| Problem details |
Find the string "объему" in the entries and copy each line that has it.

| Supplied records |
·····

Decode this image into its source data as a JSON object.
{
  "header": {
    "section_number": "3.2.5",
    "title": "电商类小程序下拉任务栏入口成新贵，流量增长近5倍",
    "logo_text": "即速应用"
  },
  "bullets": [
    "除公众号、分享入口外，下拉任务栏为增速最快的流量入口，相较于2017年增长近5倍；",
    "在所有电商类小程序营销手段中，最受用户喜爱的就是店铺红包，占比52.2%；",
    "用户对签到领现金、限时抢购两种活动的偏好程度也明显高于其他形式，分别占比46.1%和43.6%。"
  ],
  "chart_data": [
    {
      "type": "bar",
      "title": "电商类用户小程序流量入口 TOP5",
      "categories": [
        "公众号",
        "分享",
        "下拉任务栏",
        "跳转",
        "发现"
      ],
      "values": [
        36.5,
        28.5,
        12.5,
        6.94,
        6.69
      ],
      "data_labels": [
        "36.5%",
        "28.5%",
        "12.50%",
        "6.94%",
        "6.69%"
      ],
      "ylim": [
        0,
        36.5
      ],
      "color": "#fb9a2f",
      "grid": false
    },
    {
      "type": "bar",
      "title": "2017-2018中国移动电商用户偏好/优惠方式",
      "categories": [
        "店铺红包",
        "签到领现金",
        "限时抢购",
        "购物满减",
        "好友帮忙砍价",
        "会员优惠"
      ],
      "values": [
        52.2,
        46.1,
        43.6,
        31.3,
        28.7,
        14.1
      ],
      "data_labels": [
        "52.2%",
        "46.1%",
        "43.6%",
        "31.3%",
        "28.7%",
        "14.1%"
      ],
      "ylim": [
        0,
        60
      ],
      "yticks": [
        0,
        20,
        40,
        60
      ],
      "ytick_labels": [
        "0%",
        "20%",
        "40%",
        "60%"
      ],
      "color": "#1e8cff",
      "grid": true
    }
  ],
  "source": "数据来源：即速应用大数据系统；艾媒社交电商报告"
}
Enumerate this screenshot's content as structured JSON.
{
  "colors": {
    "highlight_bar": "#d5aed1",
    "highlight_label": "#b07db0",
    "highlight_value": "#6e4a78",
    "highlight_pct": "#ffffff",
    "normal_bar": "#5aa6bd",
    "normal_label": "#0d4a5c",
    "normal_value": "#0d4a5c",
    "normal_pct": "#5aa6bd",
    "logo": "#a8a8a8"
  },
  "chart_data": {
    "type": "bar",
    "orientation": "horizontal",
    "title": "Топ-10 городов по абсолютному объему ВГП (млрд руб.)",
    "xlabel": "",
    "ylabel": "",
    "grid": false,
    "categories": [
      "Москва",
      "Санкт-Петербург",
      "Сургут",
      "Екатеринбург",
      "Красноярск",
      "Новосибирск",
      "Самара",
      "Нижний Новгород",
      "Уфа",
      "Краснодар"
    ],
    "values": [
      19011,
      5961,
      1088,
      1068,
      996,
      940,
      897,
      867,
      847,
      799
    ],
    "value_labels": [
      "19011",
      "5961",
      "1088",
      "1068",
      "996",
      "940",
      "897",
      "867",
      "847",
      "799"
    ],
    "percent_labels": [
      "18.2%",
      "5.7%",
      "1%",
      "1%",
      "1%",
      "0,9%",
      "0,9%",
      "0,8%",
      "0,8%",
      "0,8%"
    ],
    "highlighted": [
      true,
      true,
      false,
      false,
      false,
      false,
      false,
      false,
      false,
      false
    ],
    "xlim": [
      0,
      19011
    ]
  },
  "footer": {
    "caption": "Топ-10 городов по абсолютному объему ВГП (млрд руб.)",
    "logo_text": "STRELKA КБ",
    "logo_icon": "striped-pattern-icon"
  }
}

·····

| Exercise solution |
    "title": "Топ-10 городов по абсолютному объему ВГП (млрд руб.)",
    "caption": "Топ-10 городов по абсолютному объему ВГП (млрд руб.)",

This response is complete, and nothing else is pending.